◆ EXERCISE AIM ◆
Return the number of lines that contain the word "true", and return nothing else.

━━━ RECORDS

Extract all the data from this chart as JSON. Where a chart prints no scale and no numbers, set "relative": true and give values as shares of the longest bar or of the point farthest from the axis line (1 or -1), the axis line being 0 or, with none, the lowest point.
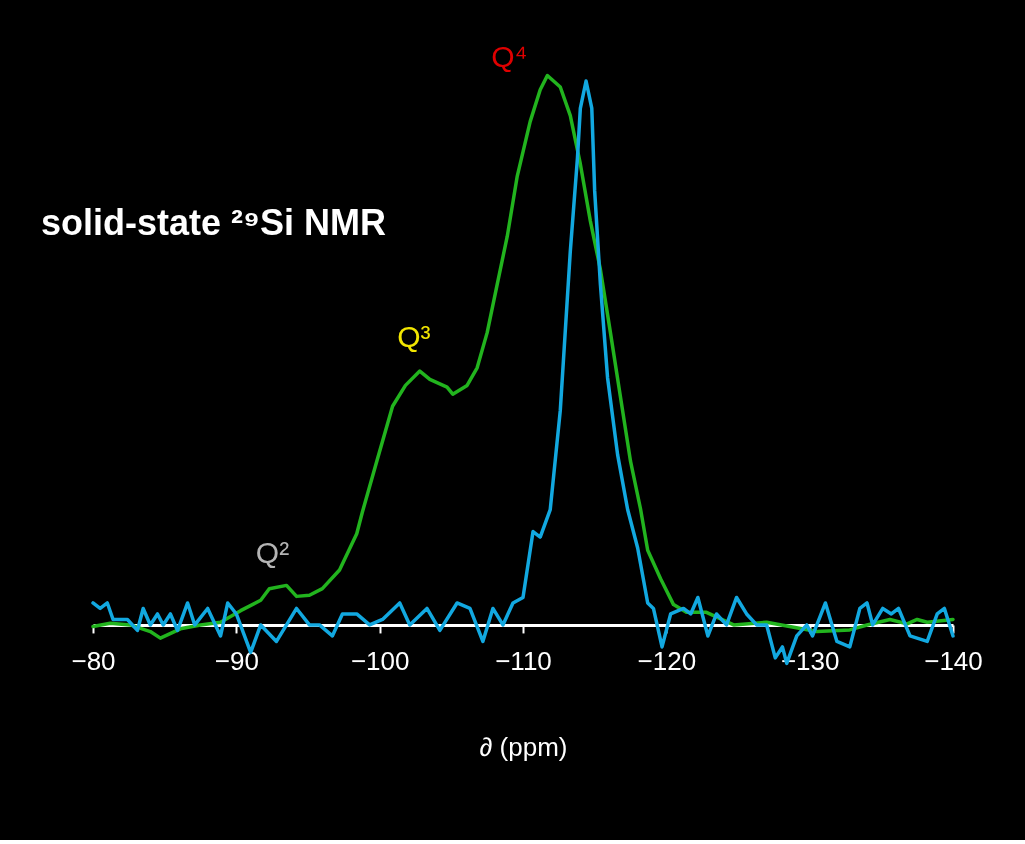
{
  "chart_data": {
    "type": "line",
    "title": "solid-state ²⁹Si NMR",
    "xlabel": "∂ (ppm)",
    "relative": true,
    "legend": false,
    "grid": false,
    "xlim": [
      -80,
      -140
    ],
    "xticks": [
      -80,
      -90,
      -100,
      -110,
      -120,
      -130,
      -140
    ],
    "annotations": [
      {
        "text": "Q²",
        "x": -93.5,
        "y": 0.072
      },
      {
        "text": "Q³",
        "x": -102.8,
        "y": 0.462
      },
      {
        "text": "Q⁴",
        "x": -111.7,
        "y": 1.0
      }
    ],
    "series": [
      {
        "color": "#22b41e",
        "x": [
          -80.0,
          -81.2,
          -82.6,
          -84.0,
          -84.7,
          -86.1,
          -87.5,
          -88.9,
          -90.3,
          -91.7,
          -92.3,
          -93.5,
          -94.2,
          -95.1,
          -96.0,
          -97.2,
          -98.4,
          -98.8,
          -99.8,
          -100.9,
          -101.8,
          -102.8,
          -103.5,
          -104.7,
          -105.1,
          -106.1,
          -106.8,
          -107.5,
          -108.2,
          -108.9,
          -109.6,
          -110.5,
          -111.2,
          -111.7,
          -112.6,
          -113.3,
          -114.0,
          -114.7,
          -115.4,
          -116.1,
          -116.8,
          -117.5,
          -118.2,
          -118.7,
          -119.6,
          -120.5,
          -121.4,
          -122.8,
          -124.7,
          -127.0,
          -128.6,
          -130.5,
          -132.8,
          -134.0,
          -135.6,
          -136.8,
          -137.5,
          -138.2,
          -140.0
        ],
        "values": [
          -0.003,
          0.003,
          0.0,
          -0.012,
          -0.024,
          -0.007,
          0.0,
          0.005,
          0.026,
          0.045,
          0.066,
          0.072,
          0.052,
          0.054,
          0.066,
          0.1,
          0.166,
          0.206,
          0.298,
          0.398,
          0.436,
          0.462,
          0.447,
          0.433,
          0.42,
          0.436,
          0.468,
          0.532,
          0.62,
          0.707,
          0.817,
          0.916,
          0.974,
          1.0,
          0.979,
          0.927,
          0.839,
          0.735,
          0.647,
          0.532,
          0.415,
          0.298,
          0.211,
          0.136,
          0.084,
          0.037,
          0.023,
          0.023,
          0.0,
          0.005,
          -0.003,
          -0.012,
          -0.009,
          0.0,
          0.01,
          0.002,
          0.01,
          0.005,
          0.01
        ]
      },
      {
        "color": "#12a8e0",
        "x": [
          -80.0,
          -80.5,
          -81.0,
          -81.4,
          -82.4,
          -83.1,
          -83.5,
          -84.0,
          -84.5,
          -84.9,
          -85.4,
          -85.9,
          -86.6,
          -87.1,
          -88.0,
          -88.9,
          -89.4,
          -90.0,
          -91.0,
          -91.7,
          -92.8,
          -94.2,
          -95.1,
          -95.8,
          -96.7,
          -97.4,
          -98.4,
          -99.3,
          -100.2,
          -101.4,
          -102.1,
          -103.3,
          -104.2,
          -105.4,
          -106.3,
          -107.2,
          -107.9,
          -108.6,
          -109.3,
          -110.0,
          -110.7,
          -111.2,
          -111.9,
          -112.6,
          -113.3,
          -113.8,
          -114.0,
          -114.4,
          -114.8,
          -115.0,
          -115.4,
          -115.9,
          -116.6,
          -117.3,
          -118.0,
          -118.7,
          -119.1,
          -119.7,
          -120.3,
          -121.2,
          -121.7,
          -122.2,
          -122.9,
          -123.5,
          -124.2,
          -124.9,
          -125.6,
          -126.3,
          -127.0,
          -127.6,
          -128.1,
          -128.4,
          -129.1,
          -129.8,
          -130.2,
          -131.1,
          -131.9,
          -132.8,
          -133.5,
          -134.0,
          -134.4,
          -135.1,
          -135.7,
          -136.2,
          -137.0,
          -138.2,
          -138.9,
          -139.4,
          -140.0
        ],
        "values": [
          0.04,
          0.03,
          0.04,
          0.01,
          0.01,
          -0.01,
          0.03,
          0.0,
          0.02,
          0.0,
          0.02,
          -0.01,
          0.04,
          0.0,
          0.03,
          -0.02,
          0.04,
          0.02,
          -0.05,
          0.0,
          -0.03,
          0.03,
          0.0,
          0.0,
          -0.02,
          0.02,
          0.02,
          0.0,
          0.01,
          0.04,
          0.0,
          0.03,
          -0.01,
          0.04,
          0.03,
          -0.03,
          0.03,
          0.0,
          0.04,
          0.05,
          0.17,
          0.16,
          0.21,
          0.39,
          0.68,
          0.85,
          0.94,
          0.99,
          0.94,
          0.79,
          0.62,
          0.45,
          0.31,
          0.21,
          0.14,
          0.04,
          0.03,
          -0.04,
          0.02,
          0.03,
          0.02,
          0.05,
          -0.02,
          0.02,
          0.0,
          0.05,
          0.02,
          0.0,
          0.0,
          -0.06,
          -0.04,
          -0.07,
          -0.02,
          0.0,
          -0.02,
          0.04,
          -0.03,
          -0.04,
          0.03,
          0.04,
          0.0,
          0.03,
          0.02,
          0.03,
          -0.02,
          -0.03,
          0.02,
          0.03,
          -0.02
        ]
      }
    ]
  }
}
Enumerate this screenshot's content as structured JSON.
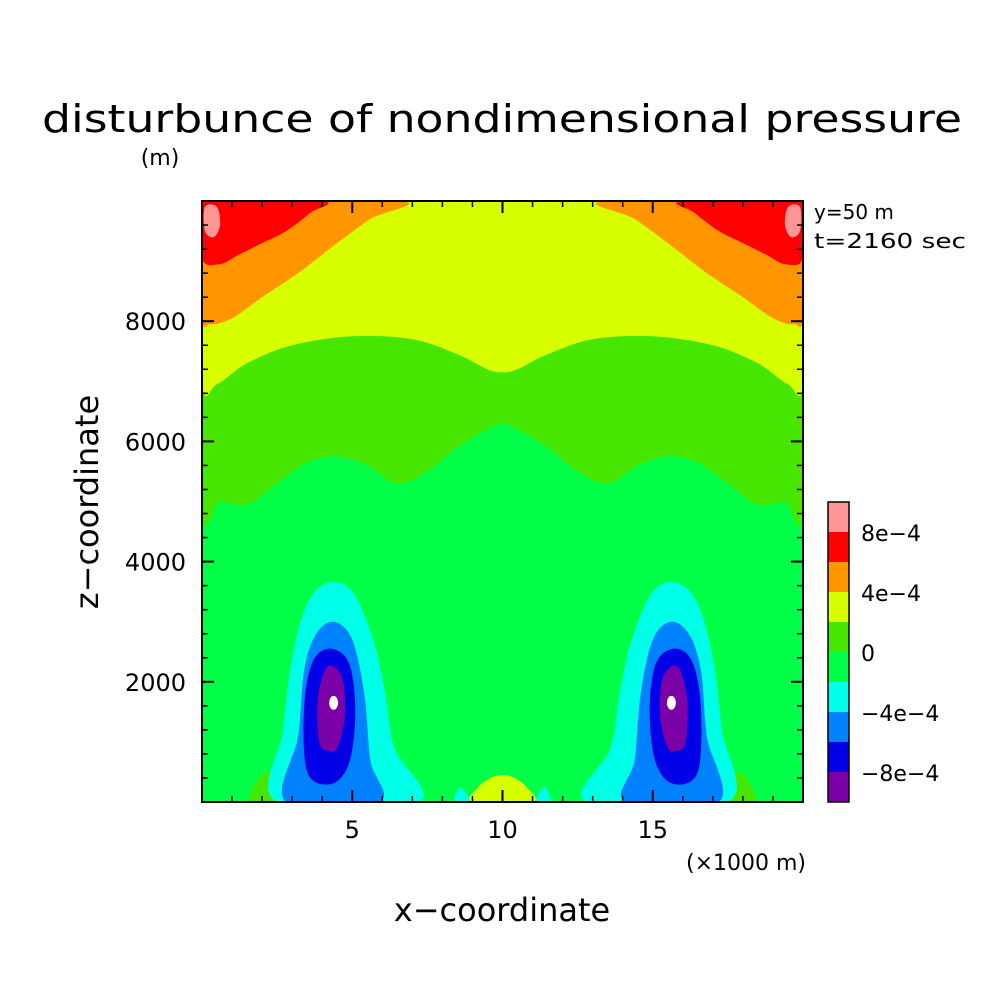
{
  "chart_data": {
    "type": "heatmap",
    "title": "disturbunce of nondimensional pressure",
    "units": "(m)",
    "xlabel": "x−coordinate",
    "ylabel": "z−coordinate",
    "x_unit_label": "(×1000 m)",
    "annotations": [
      "y=50 m",
      "t=2160 sec"
    ],
    "xlim": [
      0,
      20
    ],
    "ylim": [
      0,
      10000
    ],
    "x_ticks": [
      {
        "value": 5,
        "label": "5"
      },
      {
        "value": 10,
        "label": "10"
      },
      {
        "value": 15,
        "label": "15"
      }
    ],
    "y_ticks": [
      {
        "value": 2000,
        "label": "2000"
      },
      {
        "value": 4000,
        "label": "4000"
      },
      {
        "value": 6000,
        "label": "6000"
      },
      {
        "value": 8000,
        "label": "8000"
      }
    ],
    "colorbar": {
      "levels": [
        -0.001,
        -0.0008,
        -0.0006,
        -0.0004,
        -0.0002,
        0,
        0.0002,
        0.0004,
        0.0006,
        0.0008,
        0.001
      ],
      "colors": [
        "#7b00a8",
        "#0000e6",
        "#0082ff",
        "#00ffe6",
        "#00ff46",
        "#46e600",
        "#d8ff00",
        "#ff9600",
        "#ff0000",
        "#ff9696"
      ],
      "tick_labels": [
        {
          "value": -0.0008,
          "label": "−8e−4"
        },
        {
          "value": -0.0004,
          "label": "−4e−4"
        },
        {
          "value": 0,
          "label": "0"
        },
        {
          "value": 0.0004,
          "label": "4e−4"
        },
        {
          "value": 0.0008,
          "label": "8e−4"
        }
      ]
    },
    "field_regions": [
      {
        "level": 4,
        "polygon": [
          [
            0,
            0
          ],
          [
            20,
            0
          ],
          [
            20,
            10000
          ],
          [
            0,
            10000
          ]
        ]
      },
      {
        "level": 5,
        "polygon": [
          [
            0,
            4950
          ],
          [
            0.6,
            5000
          ],
          [
            1.5,
            4950
          ],
          [
            2.5,
            5300
          ],
          [
            3.5,
            5650
          ],
          [
            4.5,
            5750
          ],
          [
            5.5,
            5600
          ],
          [
            6.5,
            5300
          ],
          [
            7.5,
            5500
          ],
          [
            8.5,
            5900
          ],
          [
            9.5,
            6200
          ],
          [
            10,
            6300
          ],
          [
            10.5,
            6200
          ],
          [
            11.5,
            5900
          ],
          [
            12.5,
            5500
          ],
          [
            13.5,
            5300
          ],
          [
            14.5,
            5600
          ],
          [
            15.5,
            5750
          ],
          [
            16.5,
            5650
          ],
          [
            17.5,
            5300
          ],
          [
            18.5,
            4950
          ],
          [
            19.4,
            5000
          ],
          [
            20,
            4950
          ],
          [
            20,
            10000
          ],
          [
            0,
            10000
          ]
        ]
      },
      {
        "level": 5,
        "polygon": [
          [
            1.6,
            0
          ],
          [
            1.9,
            400
          ],
          [
            2.3,
            500
          ],
          [
            2.6,
            350
          ],
          [
            2.8,
            0
          ]
        ]
      },
      {
        "level": 5,
        "polygon": [
          [
            17.2,
            0
          ],
          [
            17.4,
            350
          ],
          [
            17.7,
            500
          ],
          [
            18.1,
            400
          ],
          [
            18.4,
            0
          ]
        ]
      },
      {
        "level": 6,
        "polygon": [
          [
            0,
            7000
          ],
          [
            0.5,
            6950
          ],
          [
            1.5,
            7300
          ],
          [
            3,
            7600
          ],
          [
            5,
            7750
          ],
          [
            7,
            7700
          ],
          [
            8.5,
            7450
          ],
          [
            9.5,
            7200
          ],
          [
            10,
            7150
          ],
          [
            10.5,
            7200
          ],
          [
            11.5,
            7450
          ],
          [
            13,
            7700
          ],
          [
            15,
            7750
          ],
          [
            17,
            7600
          ],
          [
            18.5,
            7300
          ],
          [
            19.5,
            6950
          ],
          [
            20,
            7000
          ],
          [
            20,
            10000
          ],
          [
            0,
            10000
          ]
        ]
      },
      {
        "level": 6,
        "polygon": [
          [
            9,
            0
          ],
          [
            9.2,
            250
          ],
          [
            9.6,
            400
          ],
          [
            10,
            450
          ],
          [
            10.4,
            400
          ],
          [
            10.8,
            250
          ],
          [
            11,
            0
          ]
        ]
      },
      {
        "level": 7,
        "polygon": [
          [
            0,
            8100
          ],
          [
            0.3,
            7950
          ],
          [
            1,
            8050
          ],
          [
            2,
            8400
          ],
          [
            3.2,
            8800
          ],
          [
            4.5,
            9300
          ],
          [
            5.6,
            9700
          ],
          [
            6.6,
            10000
          ],
          [
            0,
            10000
          ]
        ]
      },
      {
        "level": 7,
        "polygon": [
          [
            20,
            8100
          ],
          [
            19.7,
            7950
          ],
          [
            19,
            8050
          ],
          [
            18,
            8400
          ],
          [
            16.8,
            8800
          ],
          [
            15.5,
            9300
          ],
          [
            14.4,
            9700
          ],
          [
            13.4,
            10000
          ],
          [
            20,
            10000
          ]
        ]
      },
      {
        "level": 8,
        "polygon": [
          [
            0,
            9050
          ],
          [
            0.6,
            8950
          ],
          [
            1.2,
            9100
          ],
          [
            2,
            9300
          ],
          [
            2.8,
            9500
          ],
          [
            3.6,
            9800
          ],
          [
            4,
            10000
          ],
          [
            0,
            10000
          ]
        ]
      },
      {
        "level": 8,
        "polygon": [
          [
            20,
            9050
          ],
          [
            19.4,
            8950
          ],
          [
            18.8,
            9100
          ],
          [
            18,
            9300
          ],
          [
            17.2,
            9500
          ],
          [
            16.4,
            9800
          ],
          [
            16,
            10000
          ],
          [
            20,
            10000
          ]
        ]
      },
      {
        "level": 9,
        "polygon": [
          [
            0.1,
            9500
          ],
          [
            0.4,
            9400
          ],
          [
            0.6,
            9600
          ],
          [
            0.5,
            9900
          ],
          [
            0.1,
            9900
          ]
        ]
      },
      {
        "level": 9,
        "polygon": [
          [
            19.9,
            9500
          ],
          [
            19.6,
            9400
          ],
          [
            19.4,
            9600
          ],
          [
            19.5,
            9900
          ],
          [
            19.9,
            9900
          ]
        ]
      },
      {
        "level": 3,
        "polygon": [
          [
            2.5,
            0
          ],
          [
            2.7,
            1200
          ],
          [
            3,
            2400
          ],
          [
            3.5,
            3300
          ],
          [
            4.2,
            3650
          ],
          [
            5,
            3500
          ],
          [
            5.7,
            2700
          ],
          [
            6.1,
            1800
          ],
          [
            6.4,
            900
          ],
          [
            7.2,
            0
          ]
        ]
      },
      {
        "level": 3,
        "polygon": [
          [
            12.8,
            0
          ],
          [
            13.6,
            900
          ],
          [
            13.9,
            1800
          ],
          [
            14.3,
            2700
          ],
          [
            15,
            3500
          ],
          [
            15.8,
            3650
          ],
          [
            16.5,
            3300
          ],
          [
            17,
            2400
          ],
          [
            17.3,
            1200
          ],
          [
            17.5,
            0
          ]
        ]
      },
      {
        "level": 3,
        "polygon": [
          [
            8.4,
            0
          ],
          [
            8.6,
            250
          ],
          [
            8.9,
            0
          ]
        ]
      },
      {
        "level": 3,
        "polygon": [
          [
            11.1,
            0
          ],
          [
            11.4,
            250
          ],
          [
            11.6,
            0
          ]
        ]
      },
      {
        "level": 2,
        "polygon": [
          [
            2.8,
            0
          ],
          [
            3.2,
            1100
          ],
          [
            3.4,
            2200
          ],
          [
            3.8,
            2800
          ],
          [
            4.4,
            3000
          ],
          [
            5,
            2700
          ],
          [
            5.4,
            1800
          ],
          [
            5.6,
            700
          ],
          [
            5.9,
            0
          ]
        ]
      },
      {
        "level": 2,
        "polygon": [
          [
            14.1,
            0
          ],
          [
            14.4,
            700
          ],
          [
            14.6,
            1800
          ],
          [
            15,
            2700
          ],
          [
            15.6,
            3000
          ],
          [
            16.2,
            2800
          ],
          [
            16.6,
            2200
          ],
          [
            16.8,
            1100
          ],
          [
            17.2,
            0
          ]
        ]
      },
      {
        "level": 1,
        "polygon": [
          [
            3.5,
            500
          ],
          [
            3.4,
            1600
          ],
          [
            3.7,
            2350
          ],
          [
            4.3,
            2550
          ],
          [
            4.9,
            2300
          ],
          [
            5.1,
            1500
          ],
          [
            4.9,
            650
          ],
          [
            4.3,
            300
          ]
        ]
      },
      {
        "level": 1,
        "polygon": [
          [
            16.5,
            500
          ],
          [
            16.6,
            1600
          ],
          [
            16.3,
            2350
          ],
          [
            15.7,
            2550
          ],
          [
            15.1,
            2300
          ],
          [
            14.9,
            1500
          ],
          [
            15.1,
            650
          ],
          [
            15.7,
            300
          ]
        ]
      },
      {
        "level": 0,
        "polygon": [
          [
            3.9,
            1000
          ],
          [
            3.85,
            1700
          ],
          [
            4.1,
            2200
          ],
          [
            4.4,
            2250
          ],
          [
            4.7,
            2000
          ],
          [
            4.75,
            1400
          ],
          [
            4.5,
            900
          ],
          [
            4.2,
            850
          ]
        ]
      },
      {
        "level": 0,
        "polygon": [
          [
            16.1,
            1000
          ],
          [
            16.15,
            1700
          ],
          [
            15.9,
            2200
          ],
          [
            15.6,
            2250
          ],
          [
            15.3,
            2000
          ],
          [
            15.25,
            1400
          ],
          [
            15.5,
            900
          ],
          [
            15.8,
            850
          ]
        ]
      }
    ],
    "white_spots": [
      [
        4.38,
        1650
      ],
      [
        15.62,
        1650
      ]
    ]
  }
}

━━━━━━

◆ REPLY ◆
2